## GIVEN EXERCISE
Your task is to write out the complete listing exactly as it is shown.

------------------------------------------------------------------------

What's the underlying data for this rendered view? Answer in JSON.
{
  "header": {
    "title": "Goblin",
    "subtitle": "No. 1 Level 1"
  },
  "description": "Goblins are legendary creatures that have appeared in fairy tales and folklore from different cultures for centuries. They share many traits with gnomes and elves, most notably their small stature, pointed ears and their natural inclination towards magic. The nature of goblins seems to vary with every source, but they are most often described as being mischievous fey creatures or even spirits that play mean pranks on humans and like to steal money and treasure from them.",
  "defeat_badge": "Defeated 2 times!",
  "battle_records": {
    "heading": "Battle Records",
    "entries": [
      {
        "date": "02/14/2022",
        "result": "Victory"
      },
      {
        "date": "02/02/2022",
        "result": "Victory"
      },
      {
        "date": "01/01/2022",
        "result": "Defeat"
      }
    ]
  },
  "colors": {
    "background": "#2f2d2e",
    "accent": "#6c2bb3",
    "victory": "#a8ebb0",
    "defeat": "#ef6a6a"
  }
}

------------------------------------------------------------------------

## TASK RESPONSE
What's the underlying data for this rendered view? Answer in JSON.
{
  "header": {
    "title": "Goblin",
    "subtitle": "No. 1 Level 1"
  },
  "description": "Goblins are legendary creatures that have appeared in fairy tales and folklore from different cultures for centuries. They share many traits with gnomes and elves, most notably their small stature, pointed ears and their natural inclination towards magic. The nature of goblins seems to vary with every source, but they are most often described as being mischievous fey creatures or even spirits that play mean pranks on humans and like to steal money and treasure from them.",
  "defeat_badge": "Defeated 2 times!",
  "battle_records": {
    "heading": "Battle Records",
    "entries": [
      {
        "date": "02/14/2022",
        "result": "Victory"
      },
      {
        "date": "02/02/2022",
        "result": "Victory"
      },
      {
        "date": "01/01/2022",
        "result": "Defeat"
      }
    ]
  },
  "colors": {
    "background": "#2f2d2e",
    "accent": "#6c2bb3",
    "victory": "#a8ebb0",
    "defeat": "#ef6a6a"
  }
}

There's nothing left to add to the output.